INSTRUCTION >>
For the data that follows, report how many lines contain the word "Министерства", and nothing else.

— BEGIN RECORDS SHOWN —

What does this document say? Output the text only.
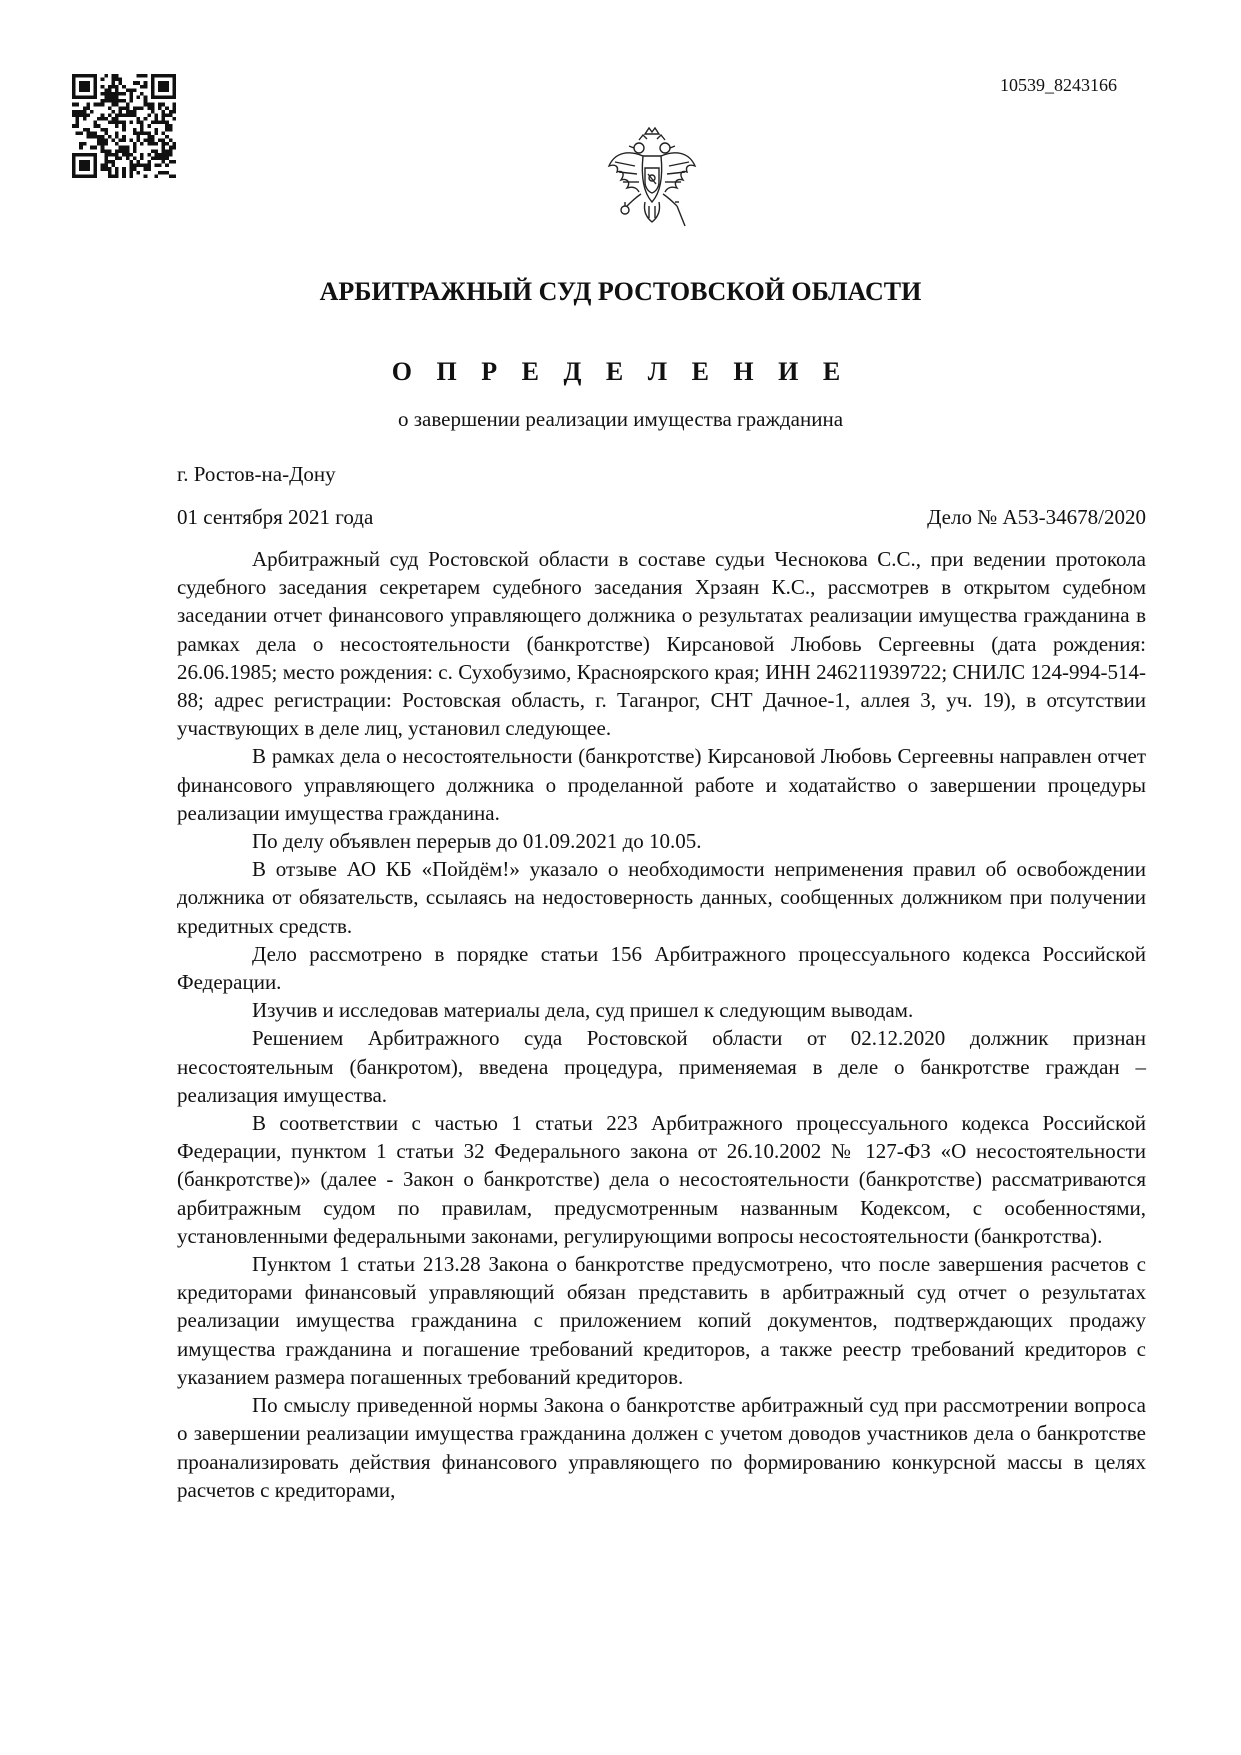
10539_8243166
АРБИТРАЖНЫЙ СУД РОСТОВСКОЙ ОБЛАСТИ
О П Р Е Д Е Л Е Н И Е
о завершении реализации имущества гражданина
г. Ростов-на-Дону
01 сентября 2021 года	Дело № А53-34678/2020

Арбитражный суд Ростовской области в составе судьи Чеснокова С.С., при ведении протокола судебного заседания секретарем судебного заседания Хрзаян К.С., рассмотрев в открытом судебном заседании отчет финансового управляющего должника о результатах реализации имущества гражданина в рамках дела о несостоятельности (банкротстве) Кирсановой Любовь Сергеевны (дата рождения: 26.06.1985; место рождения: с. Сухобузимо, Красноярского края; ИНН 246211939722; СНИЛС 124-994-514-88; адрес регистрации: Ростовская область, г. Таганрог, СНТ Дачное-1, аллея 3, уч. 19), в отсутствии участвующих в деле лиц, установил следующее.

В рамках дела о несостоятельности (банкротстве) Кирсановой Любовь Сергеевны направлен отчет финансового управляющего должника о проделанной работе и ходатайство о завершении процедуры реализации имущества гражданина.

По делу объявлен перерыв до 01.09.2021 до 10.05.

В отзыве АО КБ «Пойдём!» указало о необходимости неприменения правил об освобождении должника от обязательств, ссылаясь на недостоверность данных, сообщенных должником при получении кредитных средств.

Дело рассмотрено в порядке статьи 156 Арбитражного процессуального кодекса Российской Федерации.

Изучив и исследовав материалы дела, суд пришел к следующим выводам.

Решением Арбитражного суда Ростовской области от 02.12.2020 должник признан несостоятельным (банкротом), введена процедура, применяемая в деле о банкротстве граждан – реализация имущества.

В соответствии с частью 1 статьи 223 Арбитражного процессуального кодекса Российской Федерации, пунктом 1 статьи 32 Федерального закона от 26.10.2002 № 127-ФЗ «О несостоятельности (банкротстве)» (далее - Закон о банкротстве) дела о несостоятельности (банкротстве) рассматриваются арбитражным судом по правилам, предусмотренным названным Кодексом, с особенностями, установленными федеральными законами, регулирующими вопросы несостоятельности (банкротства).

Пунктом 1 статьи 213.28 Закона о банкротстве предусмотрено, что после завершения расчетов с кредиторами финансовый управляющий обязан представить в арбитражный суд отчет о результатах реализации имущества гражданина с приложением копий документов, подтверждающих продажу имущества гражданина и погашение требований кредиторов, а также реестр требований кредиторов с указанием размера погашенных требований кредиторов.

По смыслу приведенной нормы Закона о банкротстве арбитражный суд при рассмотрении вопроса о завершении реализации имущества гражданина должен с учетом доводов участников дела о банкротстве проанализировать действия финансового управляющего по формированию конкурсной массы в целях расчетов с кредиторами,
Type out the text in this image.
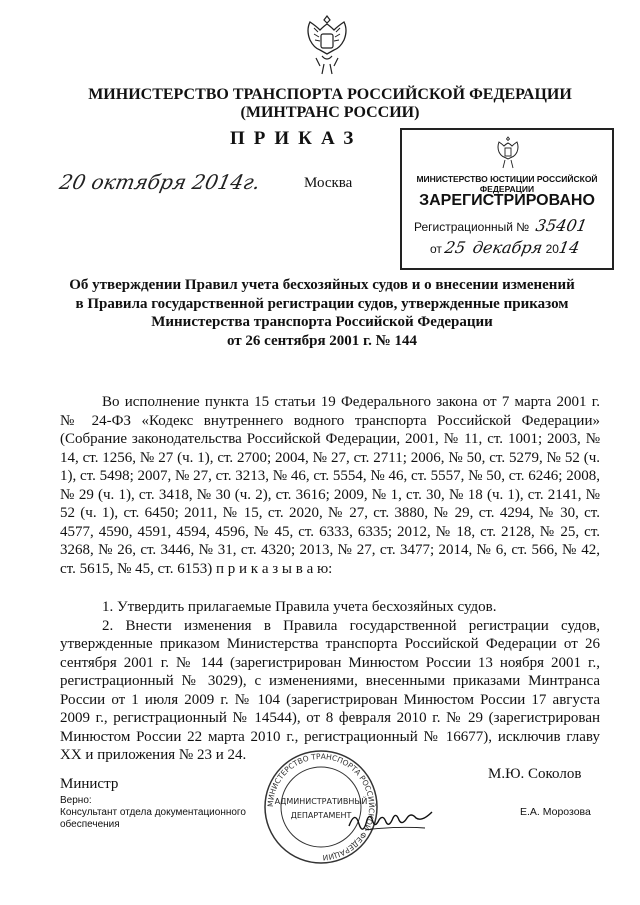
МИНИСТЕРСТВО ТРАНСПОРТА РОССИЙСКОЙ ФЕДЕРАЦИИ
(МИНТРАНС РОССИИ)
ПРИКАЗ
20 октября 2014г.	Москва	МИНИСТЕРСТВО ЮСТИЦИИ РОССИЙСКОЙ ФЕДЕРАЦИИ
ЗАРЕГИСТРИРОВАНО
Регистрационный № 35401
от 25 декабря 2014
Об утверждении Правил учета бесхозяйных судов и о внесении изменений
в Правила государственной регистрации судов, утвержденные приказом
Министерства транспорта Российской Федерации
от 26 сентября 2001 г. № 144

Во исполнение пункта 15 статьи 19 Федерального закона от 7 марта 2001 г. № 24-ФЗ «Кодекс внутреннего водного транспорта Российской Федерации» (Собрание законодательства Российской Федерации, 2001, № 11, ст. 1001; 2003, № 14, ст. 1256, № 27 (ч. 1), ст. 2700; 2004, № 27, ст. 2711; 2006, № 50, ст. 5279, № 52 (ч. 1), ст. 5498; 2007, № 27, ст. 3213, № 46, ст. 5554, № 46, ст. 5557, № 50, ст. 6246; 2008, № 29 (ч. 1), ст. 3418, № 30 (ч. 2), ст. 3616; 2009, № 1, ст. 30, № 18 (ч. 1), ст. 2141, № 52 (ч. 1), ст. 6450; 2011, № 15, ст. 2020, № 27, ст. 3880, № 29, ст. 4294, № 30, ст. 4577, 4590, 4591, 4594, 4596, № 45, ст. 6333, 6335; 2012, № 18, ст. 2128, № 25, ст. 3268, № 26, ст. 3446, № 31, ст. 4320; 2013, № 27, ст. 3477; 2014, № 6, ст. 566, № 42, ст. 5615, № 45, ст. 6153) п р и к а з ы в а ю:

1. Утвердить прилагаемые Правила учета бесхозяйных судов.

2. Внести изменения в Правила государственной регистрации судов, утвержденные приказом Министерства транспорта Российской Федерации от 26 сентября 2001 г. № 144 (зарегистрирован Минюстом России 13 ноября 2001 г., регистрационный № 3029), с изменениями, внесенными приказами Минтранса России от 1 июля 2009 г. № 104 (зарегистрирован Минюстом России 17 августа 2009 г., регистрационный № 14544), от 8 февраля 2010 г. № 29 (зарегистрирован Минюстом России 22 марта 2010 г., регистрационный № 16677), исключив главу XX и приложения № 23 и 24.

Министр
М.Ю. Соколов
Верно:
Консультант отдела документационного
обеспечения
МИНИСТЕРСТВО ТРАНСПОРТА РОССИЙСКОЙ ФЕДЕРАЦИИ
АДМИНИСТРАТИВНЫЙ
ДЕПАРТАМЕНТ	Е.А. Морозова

— END RECORDS SHOWN —

CORRECT ANSWER >>
2